→ **Brief**
Restate the entries word for word, omitting nothing.

→ **Excerpted records**
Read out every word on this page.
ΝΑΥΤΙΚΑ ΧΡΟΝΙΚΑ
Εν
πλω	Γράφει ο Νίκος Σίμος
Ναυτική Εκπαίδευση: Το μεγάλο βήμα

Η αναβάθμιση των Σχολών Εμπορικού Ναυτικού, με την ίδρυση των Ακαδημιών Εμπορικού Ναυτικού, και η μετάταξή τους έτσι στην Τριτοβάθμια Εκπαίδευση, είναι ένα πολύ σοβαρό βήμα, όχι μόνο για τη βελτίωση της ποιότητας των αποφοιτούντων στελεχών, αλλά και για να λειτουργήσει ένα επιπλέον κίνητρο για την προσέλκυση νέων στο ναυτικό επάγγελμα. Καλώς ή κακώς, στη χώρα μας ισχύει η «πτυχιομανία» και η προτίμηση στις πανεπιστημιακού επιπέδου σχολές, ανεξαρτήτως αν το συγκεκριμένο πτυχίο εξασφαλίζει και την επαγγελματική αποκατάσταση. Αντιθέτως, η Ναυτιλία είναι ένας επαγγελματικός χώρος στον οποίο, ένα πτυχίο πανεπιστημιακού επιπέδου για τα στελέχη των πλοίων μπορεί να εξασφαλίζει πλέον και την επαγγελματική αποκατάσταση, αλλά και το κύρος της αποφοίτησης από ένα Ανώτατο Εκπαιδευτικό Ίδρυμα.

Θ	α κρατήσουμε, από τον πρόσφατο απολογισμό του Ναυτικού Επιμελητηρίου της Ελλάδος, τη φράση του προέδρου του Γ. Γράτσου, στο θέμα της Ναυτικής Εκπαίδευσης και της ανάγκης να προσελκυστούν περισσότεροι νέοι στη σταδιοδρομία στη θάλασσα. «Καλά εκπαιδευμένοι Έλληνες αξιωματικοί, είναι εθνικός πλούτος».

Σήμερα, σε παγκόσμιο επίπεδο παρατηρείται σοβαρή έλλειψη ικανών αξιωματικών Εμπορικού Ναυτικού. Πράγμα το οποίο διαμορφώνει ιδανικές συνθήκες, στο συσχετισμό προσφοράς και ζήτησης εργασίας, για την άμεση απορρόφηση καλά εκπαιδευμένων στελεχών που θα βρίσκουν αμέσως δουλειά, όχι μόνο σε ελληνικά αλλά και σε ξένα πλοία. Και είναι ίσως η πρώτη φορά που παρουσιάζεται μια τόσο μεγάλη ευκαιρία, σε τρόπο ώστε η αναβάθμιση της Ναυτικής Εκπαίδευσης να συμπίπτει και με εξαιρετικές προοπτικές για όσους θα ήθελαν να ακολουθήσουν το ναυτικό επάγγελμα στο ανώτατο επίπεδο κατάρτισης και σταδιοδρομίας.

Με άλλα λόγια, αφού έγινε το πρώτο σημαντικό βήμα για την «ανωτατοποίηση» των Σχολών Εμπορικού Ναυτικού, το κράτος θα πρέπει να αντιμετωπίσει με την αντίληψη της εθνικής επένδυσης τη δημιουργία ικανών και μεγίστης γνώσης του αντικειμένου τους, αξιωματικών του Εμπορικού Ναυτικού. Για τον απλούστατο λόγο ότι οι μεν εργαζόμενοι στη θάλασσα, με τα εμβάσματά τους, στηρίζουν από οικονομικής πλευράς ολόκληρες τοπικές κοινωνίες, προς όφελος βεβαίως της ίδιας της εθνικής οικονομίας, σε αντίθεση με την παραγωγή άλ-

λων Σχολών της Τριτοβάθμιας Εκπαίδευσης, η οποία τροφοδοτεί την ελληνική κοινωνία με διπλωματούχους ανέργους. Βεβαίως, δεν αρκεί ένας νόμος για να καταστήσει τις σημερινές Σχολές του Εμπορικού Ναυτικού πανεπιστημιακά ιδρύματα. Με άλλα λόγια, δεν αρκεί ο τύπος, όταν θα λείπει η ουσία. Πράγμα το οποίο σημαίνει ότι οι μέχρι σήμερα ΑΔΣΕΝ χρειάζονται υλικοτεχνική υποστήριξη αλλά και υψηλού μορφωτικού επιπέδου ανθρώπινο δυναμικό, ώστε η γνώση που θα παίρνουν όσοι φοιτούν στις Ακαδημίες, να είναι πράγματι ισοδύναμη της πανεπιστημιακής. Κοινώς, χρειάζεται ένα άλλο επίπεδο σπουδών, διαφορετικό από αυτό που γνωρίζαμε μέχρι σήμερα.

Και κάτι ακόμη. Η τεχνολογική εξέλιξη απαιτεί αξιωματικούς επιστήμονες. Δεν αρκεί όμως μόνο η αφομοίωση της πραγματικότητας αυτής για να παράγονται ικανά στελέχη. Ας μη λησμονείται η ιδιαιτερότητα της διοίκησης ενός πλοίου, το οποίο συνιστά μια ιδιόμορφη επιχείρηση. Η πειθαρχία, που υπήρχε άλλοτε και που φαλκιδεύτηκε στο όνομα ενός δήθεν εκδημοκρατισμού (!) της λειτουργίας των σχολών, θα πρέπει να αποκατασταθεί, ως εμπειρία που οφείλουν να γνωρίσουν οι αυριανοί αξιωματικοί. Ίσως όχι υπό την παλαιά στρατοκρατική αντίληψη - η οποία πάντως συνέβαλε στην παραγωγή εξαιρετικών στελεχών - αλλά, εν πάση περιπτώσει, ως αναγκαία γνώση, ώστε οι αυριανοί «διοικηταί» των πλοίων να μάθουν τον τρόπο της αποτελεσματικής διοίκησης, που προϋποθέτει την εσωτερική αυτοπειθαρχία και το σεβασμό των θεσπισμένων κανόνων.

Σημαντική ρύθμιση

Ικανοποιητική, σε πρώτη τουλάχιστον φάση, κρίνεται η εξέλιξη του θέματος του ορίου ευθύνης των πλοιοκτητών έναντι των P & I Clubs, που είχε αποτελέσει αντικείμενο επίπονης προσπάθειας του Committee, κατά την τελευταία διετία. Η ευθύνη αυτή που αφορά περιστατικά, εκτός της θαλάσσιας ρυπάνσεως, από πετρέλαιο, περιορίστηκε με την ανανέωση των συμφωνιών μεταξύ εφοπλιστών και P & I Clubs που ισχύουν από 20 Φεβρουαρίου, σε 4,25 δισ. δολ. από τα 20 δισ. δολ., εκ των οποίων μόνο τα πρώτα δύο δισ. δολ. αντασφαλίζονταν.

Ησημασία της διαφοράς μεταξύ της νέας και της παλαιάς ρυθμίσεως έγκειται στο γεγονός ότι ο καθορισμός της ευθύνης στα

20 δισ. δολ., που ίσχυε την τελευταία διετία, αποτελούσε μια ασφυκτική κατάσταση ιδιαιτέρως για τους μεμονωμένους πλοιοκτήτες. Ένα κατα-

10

→ **Answer in full**
Read out every word on this page.
ΝΑΥΤΙΚΑ ΧΡΟΝΙΚΑ
Εν
πλω	Γράφει ο Νίκος Σίμος
Ναυτική Εκπαίδευση: Το μεγάλο βήμα

Η αναβάθμιση των Σχολών Εμπορικού Ναυτικού, με την ίδρυση των Ακαδημιών Εμπορικού Ναυτικού, και η μετάταξή τους έτσι στην Τριτοβάθμια Εκπαίδευση, είναι ένα πολύ σοβαρό βήμα, όχι μόνο για τη βελτίωση της ποιότητας των αποφοιτούντων στελεχών, αλλά και για να λειτουργήσει ένα επιπλέον κίνητρο για την προσέλκυση νέων στο ναυτικό επάγγελμα. Καλώς ή κακώς, στη χώρα μας ισχύει η «πτυχιομανία» και η προτίμηση στις πανεπιστημιακού επιπέδου σχολές, ανεξαρτήτως αν το συγκεκριμένο πτυχίο εξασφαλίζει και την επαγγελματική αποκατάσταση. Αντιθέτως, η Ναυτιλία είναι ένας επαγγελματικός χώρος στον οποίο, ένα πτυχίο πανεπιστημιακού επιπέδου για τα στελέχη των πλοίων μπορεί να εξασφαλίζει πλέον και την επαγγελματική αποκατάσταση, αλλά και το κύρος της αποφοίτησης από ένα Ανώτατο Εκπαιδευτικό Ίδρυμα.

Θ	α κρατήσουμε, από τον πρόσφατο απολογισμό του Ναυτικού Επιμελητηρίου της Ελλάδος, τη φράση του προέδρου του Γ. Γράτσου, στο θέμα της Ναυτικής Εκπαίδευσης και της ανάγκης να προσελκυστούν περισσότεροι νέοι στη σταδιοδρομία στη θάλασσα. «Καλά εκπαιδευμένοι Έλληνες αξιωματικοί, είναι εθνικός πλούτος».

Σήμερα, σε παγκόσμιο επίπεδο παρατηρείται σοβαρή έλλειψη ικανών αξιωματικών Εμπορικού Ναυτικού. Πράγμα το οποίο διαμορφώνει ιδανικές συνθήκες, στο συσχετισμό προσφοράς και ζήτησης εργασίας, για την άμεση απορρόφηση καλά εκπαιδευμένων στελεχών που θα βρίσκουν αμέσως δουλειά, όχι μόνο σε ελληνικά αλλά και σε ξένα πλοία. Και είναι ίσως η πρώτη φορά που παρουσιάζεται μια τόσο μεγάλη ευκαιρία, σε τρόπο ώστε η αναβάθμιση της Ναυτικής Εκπαίδευσης να συμπίπτει και με εξαιρετικές προοπτικές για όσους θα ήθελαν να ακολουθήσουν το ναυτικό επάγγελμα στο ανώτατο επίπεδο κατάρτισης και σταδιοδρομίας.

Με άλλα λόγια, αφού έγινε το πρώτο σημαντικό βήμα για την «ανωτατοποίηση» των Σχολών Εμπορικού Ναυτικού, το κράτος θα πρέπει να αντιμετωπίσει με την αντίληψη της εθνικής επένδυσης τη δημιουργία ικανών και μεγίστης γνώσης του αντικειμένου τους, αξιωματικών του Εμπορικού Ναυτικού. Για τον απλούστατο λόγο ότι οι μεν εργαζόμενοι στη θάλασσα, με τα εμβάσματά τους, στηρίζουν από οικονομικής πλευράς ολόκληρες τοπικές κοινωνίες, προς όφελος βεβαίως της ίδιας της εθνικής οικονομίας, σε αντίθεση με την παραγωγή άλ-

λων Σχολών της Τριτοβάθμιας Εκπαίδευσης, η οποία τροφοδοτεί την ελληνική κοινωνία με διπλωματούχους ανέργους. Βεβαίως, δεν αρκεί ένας νόμος για να καταστήσει τις σημερινές Σχολές του Εμπορικού Ναυτικού πανεπιστημιακά ιδρύματα. Με άλλα λόγια, δεν αρκεί ο τύπος, όταν θα λείπει η ουσία. Πράγμα το οποίο σημαίνει ότι οι μέχρι σήμερα ΑΔΣΕΝ χρειάζονται υλικοτεχνική υποστήριξη αλλά και υψηλού μορφωτικού επιπέδου ανθρώπινο δυναμικό, ώστε η γνώση που θα παίρνουν όσοι φοιτούν στις Ακαδημίες, να είναι πράγματι ισοδύναμη της πανεπιστημιακής. Κοινώς, χρειάζεται ένα άλλο επίπεδο σπουδών, διαφορετικό από αυτό που γνωρίζαμε μέχρι σήμερα.

Και κάτι ακόμη. Η τεχνολογική εξέλιξη απαιτεί αξιωματικούς επιστήμονες. Δεν αρκεί όμως μόνο η αφομοίωση της πραγματικότητας αυτής για να παράγονται ικανά στελέχη. Ας μη λησμονείται η ιδιαιτερότητα της διοίκησης ενός πλοίου, το οποίο συνιστά μια ιδιόμορφη επιχείρηση. Η πειθαρχία, που υπήρχε άλλοτε και που φαλκιδεύτηκε στο όνομα ενός δήθεν εκδημοκρατισμού (!) της λειτουργίας των σχολών, θα πρέπει να αποκατασταθεί, ως εμπειρία που οφείλουν να γνωρίσουν οι αυριανοί αξιωματικοί. Ίσως όχι υπό την παλαιά στρατοκρατική αντίληψη - η οποία πάντως συνέβαλε στην παραγωγή εξαιρετικών στελεχών - αλλά, εν πάση περιπτώσει, ως αναγκαία γνώση, ώστε οι αυριανοί «διοικηταί» των πλοίων να μάθουν τον τρόπο της αποτελεσματικής διοίκησης, που προϋποθέτει την εσωτερική αυτοπειθαρχία και το σεβασμό των θεσπισμένων κανόνων.

Σημαντική ρύθμιση

Ικανοποιητική, σε πρώτη τουλάχιστον φάση, κρίνεται η εξέλιξη του θέματος του ορίου ευθύνης των πλοιοκτητών έναντι των P & I Clubs, που είχε αποτελέσει αντικείμενο επίπονης προσπάθειας του Committee, κατά την τελευταία διετία. Η ευθύνη αυτή που αφορά περιστατικά, εκτός της θαλάσσιας ρυπάνσεως, από πετρέλαιο, περιορίστηκε με την ανανέωση των συμφωνιών μεταξύ εφοπλιστών και P & I Clubs που ισχύουν από 20 Φεβρουαρίου, σε 4,25 δισ. δολ. από τα 20 δισ. δολ., εκ των οποίων μόνο τα πρώτα δύο δισ. δολ. αντασφαλίζονταν.

Ησημασία της διαφοράς μεταξύ της νέας και της παλαιάς ρυθμίσεως έγκειται στο γεγονός ότι ο καθορισμός της ευθύνης στα

20 δισ. δολ., που ίσχυε την τελευταία διετία, αποτελούσε μια ασφυκτική κατάσταση ιδιαιτέρως για τους μεμονωμένους πλοιοκτήτες. Ένα κατα-

10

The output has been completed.